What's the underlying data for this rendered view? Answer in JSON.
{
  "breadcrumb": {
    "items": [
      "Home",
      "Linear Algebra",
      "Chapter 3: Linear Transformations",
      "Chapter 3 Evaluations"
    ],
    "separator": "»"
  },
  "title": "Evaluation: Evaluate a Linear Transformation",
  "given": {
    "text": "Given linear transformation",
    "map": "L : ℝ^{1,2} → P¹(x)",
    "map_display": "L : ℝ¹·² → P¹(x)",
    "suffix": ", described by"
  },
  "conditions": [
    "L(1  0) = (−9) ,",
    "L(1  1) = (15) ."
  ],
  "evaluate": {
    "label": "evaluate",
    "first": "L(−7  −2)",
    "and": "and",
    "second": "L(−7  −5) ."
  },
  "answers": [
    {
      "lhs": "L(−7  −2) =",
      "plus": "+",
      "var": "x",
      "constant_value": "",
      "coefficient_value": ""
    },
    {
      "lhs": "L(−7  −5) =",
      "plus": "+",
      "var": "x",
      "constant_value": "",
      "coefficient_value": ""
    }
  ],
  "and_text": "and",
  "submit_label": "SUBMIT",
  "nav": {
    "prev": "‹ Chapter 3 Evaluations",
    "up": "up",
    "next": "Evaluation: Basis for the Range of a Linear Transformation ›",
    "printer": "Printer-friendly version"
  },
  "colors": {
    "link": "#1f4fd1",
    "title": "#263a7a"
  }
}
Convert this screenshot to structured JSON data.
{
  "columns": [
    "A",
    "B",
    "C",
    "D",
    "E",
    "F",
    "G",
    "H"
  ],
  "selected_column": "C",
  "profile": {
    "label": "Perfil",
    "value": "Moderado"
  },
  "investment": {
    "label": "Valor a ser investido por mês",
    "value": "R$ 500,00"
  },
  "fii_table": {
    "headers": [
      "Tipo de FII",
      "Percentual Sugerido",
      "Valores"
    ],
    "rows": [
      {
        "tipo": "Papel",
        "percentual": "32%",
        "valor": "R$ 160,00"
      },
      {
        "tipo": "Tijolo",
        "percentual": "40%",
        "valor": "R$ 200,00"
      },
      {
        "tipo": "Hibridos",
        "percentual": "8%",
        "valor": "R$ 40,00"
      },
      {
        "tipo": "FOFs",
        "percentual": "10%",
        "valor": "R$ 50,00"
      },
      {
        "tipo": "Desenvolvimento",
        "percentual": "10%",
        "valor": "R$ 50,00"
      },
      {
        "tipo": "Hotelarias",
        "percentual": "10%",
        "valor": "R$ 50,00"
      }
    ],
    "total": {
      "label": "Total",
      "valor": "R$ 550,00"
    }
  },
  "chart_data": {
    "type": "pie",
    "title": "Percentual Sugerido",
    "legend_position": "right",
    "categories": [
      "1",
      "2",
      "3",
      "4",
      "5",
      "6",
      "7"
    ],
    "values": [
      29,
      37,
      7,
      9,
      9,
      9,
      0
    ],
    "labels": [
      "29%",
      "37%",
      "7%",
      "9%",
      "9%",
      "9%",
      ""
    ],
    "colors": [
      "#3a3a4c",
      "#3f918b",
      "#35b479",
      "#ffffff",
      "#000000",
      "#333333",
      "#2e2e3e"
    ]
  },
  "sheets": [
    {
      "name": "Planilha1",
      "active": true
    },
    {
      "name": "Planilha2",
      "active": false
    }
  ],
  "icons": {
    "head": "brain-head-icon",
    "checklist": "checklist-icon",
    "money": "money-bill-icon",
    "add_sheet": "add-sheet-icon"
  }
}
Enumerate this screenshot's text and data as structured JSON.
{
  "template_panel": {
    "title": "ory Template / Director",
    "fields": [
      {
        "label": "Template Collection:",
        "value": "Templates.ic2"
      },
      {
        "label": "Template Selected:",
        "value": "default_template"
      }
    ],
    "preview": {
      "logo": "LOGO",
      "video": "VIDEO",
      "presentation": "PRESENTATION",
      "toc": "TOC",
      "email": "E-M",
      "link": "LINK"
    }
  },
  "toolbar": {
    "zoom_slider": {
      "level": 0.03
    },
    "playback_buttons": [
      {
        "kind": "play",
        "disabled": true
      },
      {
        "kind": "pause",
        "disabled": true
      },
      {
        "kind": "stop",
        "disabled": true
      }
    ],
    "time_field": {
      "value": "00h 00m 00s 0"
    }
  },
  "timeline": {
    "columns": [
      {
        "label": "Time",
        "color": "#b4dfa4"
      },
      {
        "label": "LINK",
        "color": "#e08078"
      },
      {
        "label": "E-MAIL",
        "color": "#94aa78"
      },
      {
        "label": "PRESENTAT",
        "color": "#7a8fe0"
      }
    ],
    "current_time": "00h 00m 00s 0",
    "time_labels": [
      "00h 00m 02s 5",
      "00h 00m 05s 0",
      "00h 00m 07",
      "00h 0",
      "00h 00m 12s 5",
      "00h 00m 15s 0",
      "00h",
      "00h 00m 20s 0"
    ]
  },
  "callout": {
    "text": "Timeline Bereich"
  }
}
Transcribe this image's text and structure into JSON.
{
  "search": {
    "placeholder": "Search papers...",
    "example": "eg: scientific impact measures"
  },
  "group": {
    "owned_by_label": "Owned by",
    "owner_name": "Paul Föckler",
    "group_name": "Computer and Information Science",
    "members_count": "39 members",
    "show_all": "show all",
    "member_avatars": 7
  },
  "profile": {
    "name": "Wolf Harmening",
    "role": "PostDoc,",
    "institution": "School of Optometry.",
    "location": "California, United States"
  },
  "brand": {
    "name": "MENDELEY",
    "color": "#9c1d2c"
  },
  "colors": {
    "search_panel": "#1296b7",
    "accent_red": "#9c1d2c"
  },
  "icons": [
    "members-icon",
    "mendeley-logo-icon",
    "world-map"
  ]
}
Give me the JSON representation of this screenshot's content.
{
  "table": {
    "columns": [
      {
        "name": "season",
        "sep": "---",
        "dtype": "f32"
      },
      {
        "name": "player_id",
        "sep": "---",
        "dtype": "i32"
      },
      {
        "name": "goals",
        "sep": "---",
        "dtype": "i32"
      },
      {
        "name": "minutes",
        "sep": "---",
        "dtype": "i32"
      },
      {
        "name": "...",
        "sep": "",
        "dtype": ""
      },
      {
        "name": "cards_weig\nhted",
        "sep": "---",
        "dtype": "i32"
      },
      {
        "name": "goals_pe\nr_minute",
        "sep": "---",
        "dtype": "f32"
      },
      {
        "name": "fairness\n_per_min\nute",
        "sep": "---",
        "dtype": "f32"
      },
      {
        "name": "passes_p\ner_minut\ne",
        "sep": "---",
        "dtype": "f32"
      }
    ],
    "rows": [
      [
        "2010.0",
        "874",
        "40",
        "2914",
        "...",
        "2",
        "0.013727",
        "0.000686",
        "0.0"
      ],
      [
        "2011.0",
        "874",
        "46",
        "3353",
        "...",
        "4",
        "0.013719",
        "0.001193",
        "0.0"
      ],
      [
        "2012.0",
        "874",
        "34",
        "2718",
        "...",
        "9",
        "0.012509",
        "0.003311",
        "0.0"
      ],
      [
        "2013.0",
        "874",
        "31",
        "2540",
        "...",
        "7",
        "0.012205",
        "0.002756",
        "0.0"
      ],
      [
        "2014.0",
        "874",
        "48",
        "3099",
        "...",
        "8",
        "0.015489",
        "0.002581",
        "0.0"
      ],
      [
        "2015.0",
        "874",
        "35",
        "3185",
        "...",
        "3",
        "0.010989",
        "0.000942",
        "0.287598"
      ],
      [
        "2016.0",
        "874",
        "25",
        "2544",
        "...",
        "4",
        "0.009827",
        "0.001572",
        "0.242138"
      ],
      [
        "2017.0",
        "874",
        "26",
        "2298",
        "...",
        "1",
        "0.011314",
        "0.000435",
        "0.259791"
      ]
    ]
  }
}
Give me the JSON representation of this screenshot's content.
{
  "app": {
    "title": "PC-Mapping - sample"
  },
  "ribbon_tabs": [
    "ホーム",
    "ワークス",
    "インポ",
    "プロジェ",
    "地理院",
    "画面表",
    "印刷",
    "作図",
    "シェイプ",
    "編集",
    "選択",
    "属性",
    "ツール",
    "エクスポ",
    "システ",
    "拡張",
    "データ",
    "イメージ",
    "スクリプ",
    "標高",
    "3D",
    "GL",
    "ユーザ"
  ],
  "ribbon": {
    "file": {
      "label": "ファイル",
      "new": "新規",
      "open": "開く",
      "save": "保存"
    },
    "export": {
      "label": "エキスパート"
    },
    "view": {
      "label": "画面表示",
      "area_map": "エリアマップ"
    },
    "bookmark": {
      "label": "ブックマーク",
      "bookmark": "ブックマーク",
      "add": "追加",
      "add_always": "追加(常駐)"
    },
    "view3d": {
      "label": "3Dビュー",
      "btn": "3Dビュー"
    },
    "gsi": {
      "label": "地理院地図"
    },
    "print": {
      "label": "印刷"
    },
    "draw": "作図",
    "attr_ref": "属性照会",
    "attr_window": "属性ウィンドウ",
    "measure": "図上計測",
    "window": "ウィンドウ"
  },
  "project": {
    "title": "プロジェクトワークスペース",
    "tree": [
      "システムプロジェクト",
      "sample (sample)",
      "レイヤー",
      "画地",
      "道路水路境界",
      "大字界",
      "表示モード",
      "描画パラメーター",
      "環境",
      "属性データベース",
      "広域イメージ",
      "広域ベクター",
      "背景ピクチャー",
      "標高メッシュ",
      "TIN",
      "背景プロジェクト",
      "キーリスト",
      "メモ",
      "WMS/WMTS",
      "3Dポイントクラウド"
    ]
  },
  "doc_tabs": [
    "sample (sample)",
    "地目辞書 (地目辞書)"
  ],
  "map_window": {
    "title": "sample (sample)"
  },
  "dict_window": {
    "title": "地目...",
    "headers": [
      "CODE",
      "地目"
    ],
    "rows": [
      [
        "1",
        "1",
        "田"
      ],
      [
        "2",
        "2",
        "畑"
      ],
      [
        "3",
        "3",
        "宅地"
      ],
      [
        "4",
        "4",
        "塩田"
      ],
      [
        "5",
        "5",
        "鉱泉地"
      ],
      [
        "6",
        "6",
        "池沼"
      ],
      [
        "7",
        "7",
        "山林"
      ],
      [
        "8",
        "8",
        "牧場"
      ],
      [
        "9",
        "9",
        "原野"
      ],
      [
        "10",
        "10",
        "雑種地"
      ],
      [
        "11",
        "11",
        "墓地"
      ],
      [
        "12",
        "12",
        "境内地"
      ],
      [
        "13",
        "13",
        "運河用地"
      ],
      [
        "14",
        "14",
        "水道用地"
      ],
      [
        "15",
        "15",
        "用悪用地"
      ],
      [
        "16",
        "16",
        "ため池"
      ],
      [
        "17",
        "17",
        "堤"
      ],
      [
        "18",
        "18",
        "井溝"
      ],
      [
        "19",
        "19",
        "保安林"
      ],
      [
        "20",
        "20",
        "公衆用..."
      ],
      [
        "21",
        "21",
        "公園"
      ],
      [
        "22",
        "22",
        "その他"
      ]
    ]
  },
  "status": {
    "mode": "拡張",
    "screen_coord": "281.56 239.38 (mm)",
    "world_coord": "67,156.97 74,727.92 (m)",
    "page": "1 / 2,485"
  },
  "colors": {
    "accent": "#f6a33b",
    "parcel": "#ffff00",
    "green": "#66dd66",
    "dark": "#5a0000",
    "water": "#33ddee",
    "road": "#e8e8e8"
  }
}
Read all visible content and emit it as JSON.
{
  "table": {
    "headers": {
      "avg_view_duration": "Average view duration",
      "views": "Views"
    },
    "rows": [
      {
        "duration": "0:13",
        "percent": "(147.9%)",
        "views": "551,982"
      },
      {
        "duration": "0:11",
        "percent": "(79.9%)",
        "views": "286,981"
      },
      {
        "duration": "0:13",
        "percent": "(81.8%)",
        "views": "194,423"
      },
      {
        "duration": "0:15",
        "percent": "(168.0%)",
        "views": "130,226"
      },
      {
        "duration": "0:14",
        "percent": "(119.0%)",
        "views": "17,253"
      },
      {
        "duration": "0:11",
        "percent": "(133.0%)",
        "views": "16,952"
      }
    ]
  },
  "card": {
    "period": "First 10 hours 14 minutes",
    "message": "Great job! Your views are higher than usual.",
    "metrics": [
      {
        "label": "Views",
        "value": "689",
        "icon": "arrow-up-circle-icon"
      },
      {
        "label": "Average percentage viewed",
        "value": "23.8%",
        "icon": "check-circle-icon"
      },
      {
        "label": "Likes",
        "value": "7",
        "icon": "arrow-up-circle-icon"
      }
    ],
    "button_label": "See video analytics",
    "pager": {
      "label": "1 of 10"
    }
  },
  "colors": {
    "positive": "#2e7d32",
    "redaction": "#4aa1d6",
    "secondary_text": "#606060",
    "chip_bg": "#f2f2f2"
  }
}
-----
▶ [Written exercise]:
For the entries above, count the lines that contain the string "JSON", and state that number without further comment.

▶ [Solved exercise]:
7